(Task objective):
Every entry should be repeated exactly. Omit the pictures.

Collected data entries:
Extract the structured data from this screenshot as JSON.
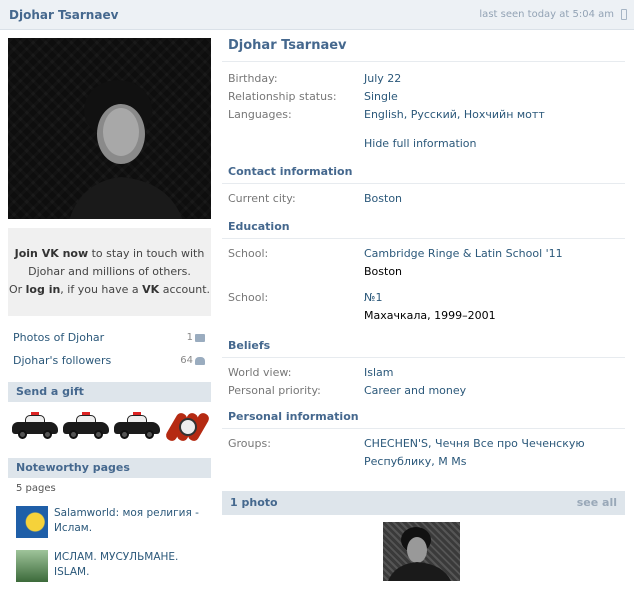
{
  "topbar": {
    "name": "Djohar Tsarnaev",
    "last_seen": "last seen today at 5:04 am",
    "device_icon": "phone-icon"
  },
  "join": {
    "line1_bold": "Join VK now",
    "line1_rest": " to stay in touch with",
    "line2": "Djohar and millions of others.",
    "line3_pre": "Or ",
    "line3_login": "log in",
    "line3_mid": ", if you have a ",
    "line3_vk": "VK",
    "line3_post": " account."
  },
  "links": {
    "photos_label": "Photos of Djohar",
    "photos_count": "1",
    "followers_label": "Djohar's followers",
    "followers_count": "64"
  },
  "gift": {
    "header": "Send a gift"
  },
  "noteworthy": {
    "header": "Noteworthy pages",
    "count": "5 pages",
    "items": [
      {
        "line1": "Salamworld: моя религия -",
        "line2": "Ислам."
      },
      {
        "line1": "ИСЛАМ. МУСУЛЬМАНЕ.",
        "line2": "ISLAM."
      }
    ]
  },
  "profile": {
    "name": "Djohar Tsarnaev",
    "birthday_label": "Birthday:",
    "birthday": "July 22",
    "relationship_label": "Relationship status:",
    "relationship": "Single",
    "languages_label": "Languages:",
    "languages": "English, Русский, Нохчийн мотт",
    "hide_link": "Hide full information"
  },
  "contact": {
    "header": "Contact information",
    "city_label": "Current city:",
    "city": "Boston"
  },
  "education": {
    "header": "Education",
    "school1_label": "School:",
    "school1": "Cambridge Ringe & Latin School '11",
    "school1_city": "Boston",
    "school2_label": "School:",
    "school2": "№1",
    "school2_city": "Махачкала, 1999–2001"
  },
  "beliefs": {
    "header": "Beliefs",
    "world_label": "World view:",
    "world": "Islam",
    "priority_label": "Personal priority:",
    "priority": "Career and money"
  },
  "personal": {
    "header": "Personal information",
    "groups_label": "Groups:",
    "groups_line1": "CHECHEN'S, Чечня Все про Чеченскую",
    "groups_line2": "Республику, M Ms"
  },
  "photos": {
    "header": "1 photo",
    "see_all": "see all"
  }
}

(Answer to this exercise):
Extract the structured data from this screenshot as JSON.
{
  "topbar": {
    "name": "Djohar Tsarnaev",
    "last_seen": "last seen today at 5:04 am",
    "device_icon": "phone-icon"
  },
  "join": {
    "line1_bold": "Join VK now",
    "line1_rest": " to stay in touch with",
    "line2": "Djohar and millions of others.",
    "line3_pre": "Or ",
    "line3_login": "log in",
    "line3_mid": ", if you have a ",
    "line3_vk": "VK",
    "line3_post": " account."
  },
  "links": {
    "photos_label": "Photos of Djohar",
    "photos_count": "1",
    "followers_label": "Djohar's followers",
    "followers_count": "64"
  },
  "gift": {
    "header": "Send a gift"
  },
  "noteworthy": {
    "header": "Noteworthy pages",
    "count": "5 pages",
    "items": [
      {
        "line1": "Salamworld: моя религия -",
        "line2": "Ислам."
      },
      {
        "line1": "ИСЛАМ. МУСУЛЬМАНЕ.",
        "line2": "ISLAM."
      }
    ]
  },
  "profile": {
    "name": "Djohar Tsarnaev",
    "birthday_label": "Birthday:",
    "birthday": "July 22",
    "relationship_label": "Relationship status:",
    "relationship": "Single",
    "languages_label": "Languages:",
    "languages": "English, Русский, Нохчийн мотт",
    "hide_link": "Hide full information"
  },
  "contact": {
    "header": "Contact information",
    "city_label": "Current city:",
    "city": "Boston"
  },
  "education": {
    "header": "Education",
    "school1_label": "School:",
    "school1": "Cambridge Ringe & Latin School '11",
    "school1_city": "Boston",
    "school2_label": "School:",
    "school2": "№1",
    "school2_city": "Махачкала, 1999–2001"
  },
  "beliefs": {
    "header": "Beliefs",
    "world_label": "World view:",
    "world": "Islam",
    "priority_label": "Personal priority:",
    "priority": "Career and money"
  },
  "personal": {
    "header": "Personal information",
    "groups_label": "Groups:",
    "groups_line1": "CHECHEN'S, Чечня Все про Чеченскую",
    "groups_line2": "Республику, M Ms"
  },
  "photos": {
    "header": "1 photo",
    "see_all": "see all"
  }
}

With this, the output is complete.